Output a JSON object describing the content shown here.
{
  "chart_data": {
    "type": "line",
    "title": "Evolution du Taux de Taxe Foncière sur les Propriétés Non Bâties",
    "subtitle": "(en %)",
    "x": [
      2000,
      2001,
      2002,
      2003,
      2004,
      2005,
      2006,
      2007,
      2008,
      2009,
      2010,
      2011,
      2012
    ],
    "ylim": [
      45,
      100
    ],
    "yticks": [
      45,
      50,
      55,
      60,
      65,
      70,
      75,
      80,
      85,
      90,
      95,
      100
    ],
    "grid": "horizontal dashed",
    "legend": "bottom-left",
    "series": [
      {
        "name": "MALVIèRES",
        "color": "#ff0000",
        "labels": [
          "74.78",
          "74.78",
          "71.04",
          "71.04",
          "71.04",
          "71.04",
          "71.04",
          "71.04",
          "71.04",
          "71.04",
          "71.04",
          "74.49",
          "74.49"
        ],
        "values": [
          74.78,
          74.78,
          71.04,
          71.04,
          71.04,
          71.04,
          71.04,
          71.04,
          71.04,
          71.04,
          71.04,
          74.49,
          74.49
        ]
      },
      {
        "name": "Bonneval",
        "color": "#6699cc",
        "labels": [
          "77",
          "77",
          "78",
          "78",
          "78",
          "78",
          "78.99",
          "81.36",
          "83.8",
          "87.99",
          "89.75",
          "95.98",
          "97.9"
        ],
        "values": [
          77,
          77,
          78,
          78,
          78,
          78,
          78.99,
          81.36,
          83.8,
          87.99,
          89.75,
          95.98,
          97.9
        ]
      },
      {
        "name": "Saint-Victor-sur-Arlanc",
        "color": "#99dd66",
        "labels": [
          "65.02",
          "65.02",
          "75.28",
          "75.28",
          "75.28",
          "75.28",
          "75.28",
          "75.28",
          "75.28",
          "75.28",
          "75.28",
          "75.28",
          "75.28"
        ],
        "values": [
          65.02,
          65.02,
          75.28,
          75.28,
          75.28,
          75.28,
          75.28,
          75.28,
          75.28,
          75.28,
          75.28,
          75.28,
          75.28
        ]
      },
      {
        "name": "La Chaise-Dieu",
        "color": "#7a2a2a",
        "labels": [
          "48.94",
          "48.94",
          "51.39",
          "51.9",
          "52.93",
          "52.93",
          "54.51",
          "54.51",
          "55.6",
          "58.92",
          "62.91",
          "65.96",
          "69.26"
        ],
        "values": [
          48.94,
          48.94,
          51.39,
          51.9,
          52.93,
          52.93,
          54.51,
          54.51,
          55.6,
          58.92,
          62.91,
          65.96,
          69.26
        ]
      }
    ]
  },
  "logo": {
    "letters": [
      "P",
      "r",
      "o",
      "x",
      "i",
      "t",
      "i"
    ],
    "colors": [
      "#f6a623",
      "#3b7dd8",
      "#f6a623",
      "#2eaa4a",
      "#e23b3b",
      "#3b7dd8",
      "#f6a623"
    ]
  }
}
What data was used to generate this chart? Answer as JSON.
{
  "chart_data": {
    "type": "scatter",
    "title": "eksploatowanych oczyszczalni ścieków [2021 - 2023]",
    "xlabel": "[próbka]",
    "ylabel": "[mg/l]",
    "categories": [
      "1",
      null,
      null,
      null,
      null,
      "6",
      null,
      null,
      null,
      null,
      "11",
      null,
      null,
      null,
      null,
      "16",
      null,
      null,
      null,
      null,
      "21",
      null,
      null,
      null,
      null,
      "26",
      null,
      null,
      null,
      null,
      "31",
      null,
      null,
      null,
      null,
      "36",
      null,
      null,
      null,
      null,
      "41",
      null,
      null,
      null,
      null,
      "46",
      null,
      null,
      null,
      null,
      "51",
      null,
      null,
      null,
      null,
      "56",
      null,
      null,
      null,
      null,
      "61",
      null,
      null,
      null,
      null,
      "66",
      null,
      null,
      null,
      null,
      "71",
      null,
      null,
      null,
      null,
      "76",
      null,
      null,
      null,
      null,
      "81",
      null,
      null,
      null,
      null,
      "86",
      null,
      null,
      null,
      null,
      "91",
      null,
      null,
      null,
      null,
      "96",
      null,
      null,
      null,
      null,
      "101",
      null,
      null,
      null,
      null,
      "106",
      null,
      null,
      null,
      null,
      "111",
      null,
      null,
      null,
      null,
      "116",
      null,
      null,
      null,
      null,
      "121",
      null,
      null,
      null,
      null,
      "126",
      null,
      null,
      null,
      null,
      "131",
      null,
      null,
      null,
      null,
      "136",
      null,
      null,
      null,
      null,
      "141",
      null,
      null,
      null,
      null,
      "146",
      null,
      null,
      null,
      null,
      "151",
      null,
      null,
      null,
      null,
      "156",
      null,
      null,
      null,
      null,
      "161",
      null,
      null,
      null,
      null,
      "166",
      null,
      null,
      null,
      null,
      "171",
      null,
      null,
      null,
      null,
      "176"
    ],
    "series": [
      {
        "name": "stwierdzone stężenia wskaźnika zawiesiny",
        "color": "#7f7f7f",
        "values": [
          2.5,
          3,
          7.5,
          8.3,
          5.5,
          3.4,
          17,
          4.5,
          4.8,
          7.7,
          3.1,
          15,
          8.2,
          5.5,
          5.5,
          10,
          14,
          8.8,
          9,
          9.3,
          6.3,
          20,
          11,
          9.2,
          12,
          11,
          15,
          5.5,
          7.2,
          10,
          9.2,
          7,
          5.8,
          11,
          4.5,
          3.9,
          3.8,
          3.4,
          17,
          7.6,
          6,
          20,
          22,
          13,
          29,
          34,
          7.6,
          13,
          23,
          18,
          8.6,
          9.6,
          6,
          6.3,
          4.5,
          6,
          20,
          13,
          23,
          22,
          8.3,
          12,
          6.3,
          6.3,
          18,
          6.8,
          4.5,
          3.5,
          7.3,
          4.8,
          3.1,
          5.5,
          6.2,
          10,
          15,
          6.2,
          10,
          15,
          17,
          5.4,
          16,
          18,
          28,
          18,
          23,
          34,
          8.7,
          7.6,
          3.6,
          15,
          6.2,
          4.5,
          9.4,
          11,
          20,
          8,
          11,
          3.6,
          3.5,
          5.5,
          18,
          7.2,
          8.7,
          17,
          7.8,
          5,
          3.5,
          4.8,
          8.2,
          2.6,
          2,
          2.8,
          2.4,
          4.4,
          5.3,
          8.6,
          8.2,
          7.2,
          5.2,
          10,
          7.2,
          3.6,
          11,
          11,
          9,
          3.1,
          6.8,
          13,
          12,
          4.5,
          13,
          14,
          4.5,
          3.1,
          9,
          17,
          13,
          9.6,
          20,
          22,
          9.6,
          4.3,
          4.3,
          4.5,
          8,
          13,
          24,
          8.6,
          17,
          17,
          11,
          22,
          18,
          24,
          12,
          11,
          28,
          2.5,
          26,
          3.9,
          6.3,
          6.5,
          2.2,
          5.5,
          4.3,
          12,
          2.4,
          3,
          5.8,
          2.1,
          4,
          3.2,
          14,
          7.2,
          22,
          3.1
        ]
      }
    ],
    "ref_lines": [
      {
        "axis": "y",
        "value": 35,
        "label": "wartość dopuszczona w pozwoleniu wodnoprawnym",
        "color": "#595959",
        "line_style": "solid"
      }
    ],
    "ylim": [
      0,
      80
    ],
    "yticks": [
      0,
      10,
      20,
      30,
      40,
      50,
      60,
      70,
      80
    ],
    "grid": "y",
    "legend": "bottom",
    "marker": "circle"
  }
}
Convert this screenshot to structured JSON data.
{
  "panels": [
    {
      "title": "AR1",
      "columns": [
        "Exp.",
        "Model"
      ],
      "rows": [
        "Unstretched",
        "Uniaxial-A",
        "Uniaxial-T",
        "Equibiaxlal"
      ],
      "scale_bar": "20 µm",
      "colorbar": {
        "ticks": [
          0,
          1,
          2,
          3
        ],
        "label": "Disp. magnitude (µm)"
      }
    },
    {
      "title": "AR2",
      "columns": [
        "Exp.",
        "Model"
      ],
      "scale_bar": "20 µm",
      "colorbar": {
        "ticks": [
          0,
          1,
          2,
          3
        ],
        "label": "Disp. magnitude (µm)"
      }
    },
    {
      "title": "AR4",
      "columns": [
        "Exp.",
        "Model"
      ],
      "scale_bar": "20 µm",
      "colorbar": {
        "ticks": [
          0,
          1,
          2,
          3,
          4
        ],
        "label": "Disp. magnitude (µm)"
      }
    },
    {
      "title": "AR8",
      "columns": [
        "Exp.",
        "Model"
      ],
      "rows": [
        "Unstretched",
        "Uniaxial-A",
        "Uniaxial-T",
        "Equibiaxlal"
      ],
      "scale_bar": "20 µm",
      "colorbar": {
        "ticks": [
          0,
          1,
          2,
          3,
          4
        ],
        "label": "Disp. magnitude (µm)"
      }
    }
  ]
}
###
> **TASK OBJECTIVE**: Extract, exactly as they appear, the lines from the one containing "Convert this screenshot" through the final line.

> **TASK ANSWER**:
Convert this screenshot to structured JSON data.
{
  "panels": [
    {
      "title": "AR1",
      "columns": [
        "Exp.",
        "Model"
      ],
      "rows": [
        "Unstretched",
        "Uniaxial-A",
        "Uniaxial-T",
        "Equibiaxlal"
      ],
      "scale_bar": "20 µm",
      "colorbar": {
        "ticks": [
          0,
          1,
          2,
          3
        ],
        "label": "Disp. magnitude (µm)"
      }
    },
    {
      "title": "AR2",
      "columns": [
        "Exp.",
        "Model"
      ],
      "scale_bar": "20 µm",
      "colorbar": {
        "ticks": [
          0,
          1,
          2,
          3
        ],
        "label": "Disp. magnitude (µm)"
      }
    },
    {
      "title": "AR4",
      "columns": [
        "Exp.",
        "Model"
      ],
      "scale_bar": "20 µm",
      "colorbar": {
        "ticks": [
          0,
          1,
          2,
          3,
          4
        ],
        "label": "Disp. magnitude (µm)"
      }
    },
    {
      "title": "AR8",
      "columns": [
        "Exp.",
        "Model"
      ],
      "rows": [
        "Unstretched",
        "Uniaxial-A",
        "Uniaxial-T",
        "Equibiaxlal"
      ],
      "scale_bar": "20 µm",
      "colorbar": {
        "ticks": [
          0,
          1,
          2,
          3,
          4
        ],
        "label": "Disp. magnitude (µm)"
      }
    }
  ]
}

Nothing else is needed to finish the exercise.